[Task instructions]: Return each line of the following data unchanged and in its original order.

(Annotated element entries)
---------------

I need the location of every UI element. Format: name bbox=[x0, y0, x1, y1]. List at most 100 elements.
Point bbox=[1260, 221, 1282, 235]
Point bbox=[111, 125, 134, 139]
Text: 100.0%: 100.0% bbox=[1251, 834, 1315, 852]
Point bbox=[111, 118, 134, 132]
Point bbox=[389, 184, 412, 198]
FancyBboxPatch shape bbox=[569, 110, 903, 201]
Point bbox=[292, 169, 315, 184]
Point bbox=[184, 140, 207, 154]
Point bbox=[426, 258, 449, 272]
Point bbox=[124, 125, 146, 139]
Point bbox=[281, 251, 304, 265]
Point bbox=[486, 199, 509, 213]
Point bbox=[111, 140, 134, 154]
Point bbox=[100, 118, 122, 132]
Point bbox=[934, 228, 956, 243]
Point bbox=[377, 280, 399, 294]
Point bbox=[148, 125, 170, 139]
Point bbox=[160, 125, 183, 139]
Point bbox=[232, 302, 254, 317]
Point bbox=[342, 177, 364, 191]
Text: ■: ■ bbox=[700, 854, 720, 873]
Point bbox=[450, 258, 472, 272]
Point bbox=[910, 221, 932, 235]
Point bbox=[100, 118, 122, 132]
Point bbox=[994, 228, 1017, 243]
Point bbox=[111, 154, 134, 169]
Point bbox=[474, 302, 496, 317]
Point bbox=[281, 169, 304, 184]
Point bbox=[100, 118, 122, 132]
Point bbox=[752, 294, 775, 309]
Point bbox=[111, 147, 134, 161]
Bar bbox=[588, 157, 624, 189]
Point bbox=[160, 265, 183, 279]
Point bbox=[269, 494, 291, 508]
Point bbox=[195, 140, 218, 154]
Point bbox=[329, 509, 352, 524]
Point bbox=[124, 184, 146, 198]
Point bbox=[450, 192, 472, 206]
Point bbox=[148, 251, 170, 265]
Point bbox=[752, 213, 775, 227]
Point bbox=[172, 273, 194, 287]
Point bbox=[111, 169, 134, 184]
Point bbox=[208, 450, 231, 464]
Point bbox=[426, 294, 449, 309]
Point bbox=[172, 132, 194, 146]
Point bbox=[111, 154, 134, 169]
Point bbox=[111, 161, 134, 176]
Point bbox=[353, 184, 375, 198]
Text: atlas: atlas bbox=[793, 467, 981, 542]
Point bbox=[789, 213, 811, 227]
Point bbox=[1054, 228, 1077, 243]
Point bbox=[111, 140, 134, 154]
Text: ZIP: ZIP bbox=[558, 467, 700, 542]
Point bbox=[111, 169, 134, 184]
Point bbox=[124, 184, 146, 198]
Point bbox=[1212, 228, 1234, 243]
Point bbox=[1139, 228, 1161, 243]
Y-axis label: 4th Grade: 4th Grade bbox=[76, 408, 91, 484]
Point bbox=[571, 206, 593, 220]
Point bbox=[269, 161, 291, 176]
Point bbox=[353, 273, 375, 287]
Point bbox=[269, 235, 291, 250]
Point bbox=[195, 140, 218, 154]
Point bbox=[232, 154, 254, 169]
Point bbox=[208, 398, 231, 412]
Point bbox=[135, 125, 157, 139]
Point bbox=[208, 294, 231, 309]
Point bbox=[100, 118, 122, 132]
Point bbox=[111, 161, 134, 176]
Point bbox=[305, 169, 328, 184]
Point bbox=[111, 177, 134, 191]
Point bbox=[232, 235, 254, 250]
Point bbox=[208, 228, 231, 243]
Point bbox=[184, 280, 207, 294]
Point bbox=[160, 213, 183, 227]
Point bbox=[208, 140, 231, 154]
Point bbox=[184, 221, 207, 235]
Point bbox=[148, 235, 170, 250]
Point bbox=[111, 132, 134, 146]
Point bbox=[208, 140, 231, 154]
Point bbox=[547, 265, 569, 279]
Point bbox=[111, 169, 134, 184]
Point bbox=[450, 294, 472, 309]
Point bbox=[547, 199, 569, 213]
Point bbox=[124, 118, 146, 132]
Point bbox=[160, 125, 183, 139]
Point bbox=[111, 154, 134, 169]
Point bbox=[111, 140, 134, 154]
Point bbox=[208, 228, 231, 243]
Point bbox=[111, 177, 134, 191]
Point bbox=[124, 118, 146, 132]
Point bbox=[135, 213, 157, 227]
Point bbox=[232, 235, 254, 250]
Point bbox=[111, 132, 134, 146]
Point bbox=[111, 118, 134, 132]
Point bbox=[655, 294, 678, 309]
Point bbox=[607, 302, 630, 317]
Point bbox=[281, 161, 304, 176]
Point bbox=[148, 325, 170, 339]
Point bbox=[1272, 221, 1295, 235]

---------------

[Complete response]:
I need the location of every UI element. Format: name bbox=[x0, y0, x1, y1]. List at most 100 elements.
Point bbox=[1260, 221, 1282, 235]
Point bbox=[111, 125, 134, 139]
Text: 100.0%: 100.0% bbox=[1251, 834, 1315, 852]
Point bbox=[111, 118, 134, 132]
Point bbox=[389, 184, 412, 198]
FancyBboxPatch shape bbox=[569, 110, 903, 201]
Point bbox=[292, 169, 315, 184]
Point bbox=[184, 140, 207, 154]
Point bbox=[426, 258, 449, 272]
Point bbox=[124, 125, 146, 139]
Point bbox=[281, 251, 304, 265]
Point bbox=[486, 199, 509, 213]
Point bbox=[111, 140, 134, 154]
Point bbox=[100, 118, 122, 132]
Point bbox=[934, 228, 956, 243]
Point bbox=[377, 280, 399, 294]
Point bbox=[148, 125, 170, 139]
Point bbox=[160, 125, 183, 139]
Point bbox=[232, 302, 254, 317]
Point bbox=[342, 177, 364, 191]
Text: ■: ■ bbox=[700, 854, 720, 873]
Point bbox=[450, 258, 472, 272]
Point bbox=[910, 221, 932, 235]
Point bbox=[100, 118, 122, 132]
Point bbox=[994, 228, 1017, 243]
Point bbox=[111, 154, 134, 169]
Point bbox=[474, 302, 496, 317]
Point bbox=[281, 169, 304, 184]
Point bbox=[100, 118, 122, 132]
Point bbox=[752, 294, 775, 309]
Point bbox=[111, 147, 134, 161]
Bar bbox=[588, 157, 624, 189]
Point bbox=[160, 265, 183, 279]
Point bbox=[269, 494, 291, 508]
Point bbox=[195, 140, 218, 154]
Point bbox=[329, 509, 352, 524]
Point bbox=[124, 184, 146, 198]
Point bbox=[450, 192, 472, 206]
Point bbox=[148, 251, 170, 265]
Point bbox=[752, 213, 775, 227]
Point bbox=[172, 273, 194, 287]
Point bbox=[111, 169, 134, 184]
Point bbox=[208, 450, 231, 464]
Point bbox=[426, 294, 449, 309]
Point bbox=[172, 132, 194, 146]
Point bbox=[111, 154, 134, 169]
Point bbox=[111, 161, 134, 176]
Point bbox=[353, 184, 375, 198]
Text: atlas: atlas bbox=[793, 467, 981, 542]
Point bbox=[789, 213, 811, 227]
Point bbox=[1054, 228, 1077, 243]
Point bbox=[111, 140, 134, 154]
Text: ZIP: ZIP bbox=[558, 467, 700, 542]
Point bbox=[111, 169, 134, 184]
Point bbox=[124, 184, 146, 198]
Point bbox=[1212, 228, 1234, 243]
Point bbox=[1139, 228, 1161, 243]
Y-axis label: 4th Grade: 4th Grade bbox=[76, 408, 91, 484]
Point bbox=[571, 206, 593, 220]
Point bbox=[269, 161, 291, 176]
Point bbox=[353, 273, 375, 287]
Point bbox=[269, 235, 291, 250]
Point bbox=[195, 140, 218, 154]
Point bbox=[232, 154, 254, 169]
Point bbox=[208, 398, 231, 412]
Point bbox=[135, 125, 157, 139]
Point bbox=[208, 294, 231, 309]
Point bbox=[100, 118, 122, 132]
Point bbox=[111, 161, 134, 176]
Point bbox=[305, 169, 328, 184]
Point bbox=[111, 177, 134, 191]
Point bbox=[232, 235, 254, 250]
Point bbox=[208, 228, 231, 243]
Point bbox=[184, 280, 207, 294]
Point bbox=[160, 213, 183, 227]
Point bbox=[208, 140, 231, 154]
Point bbox=[184, 221, 207, 235]
Point bbox=[148, 235, 170, 250]
Point bbox=[111, 132, 134, 146]
Point bbox=[208, 140, 231, 154]
Point bbox=[547, 265, 569, 279]
Point bbox=[111, 169, 134, 184]
Point bbox=[450, 294, 472, 309]
Point bbox=[547, 199, 569, 213]
Point bbox=[124, 118, 146, 132]
Point bbox=[160, 125, 183, 139]
Point bbox=[111, 154, 134, 169]
Point bbox=[111, 140, 134, 154]
Point bbox=[208, 228, 231, 243]
Point bbox=[111, 177, 134, 191]
Point bbox=[124, 118, 146, 132]
Point bbox=[135, 213, 157, 227]
Point bbox=[232, 235, 254, 250]
Point bbox=[111, 132, 134, 146]
Point bbox=[111, 118, 134, 132]
Point bbox=[655, 294, 678, 309]
Point bbox=[607, 302, 630, 317]
Point bbox=[281, 161, 304, 176]
Point bbox=[148, 325, 170, 339]
Point bbox=[1272, 221, 1295, 235]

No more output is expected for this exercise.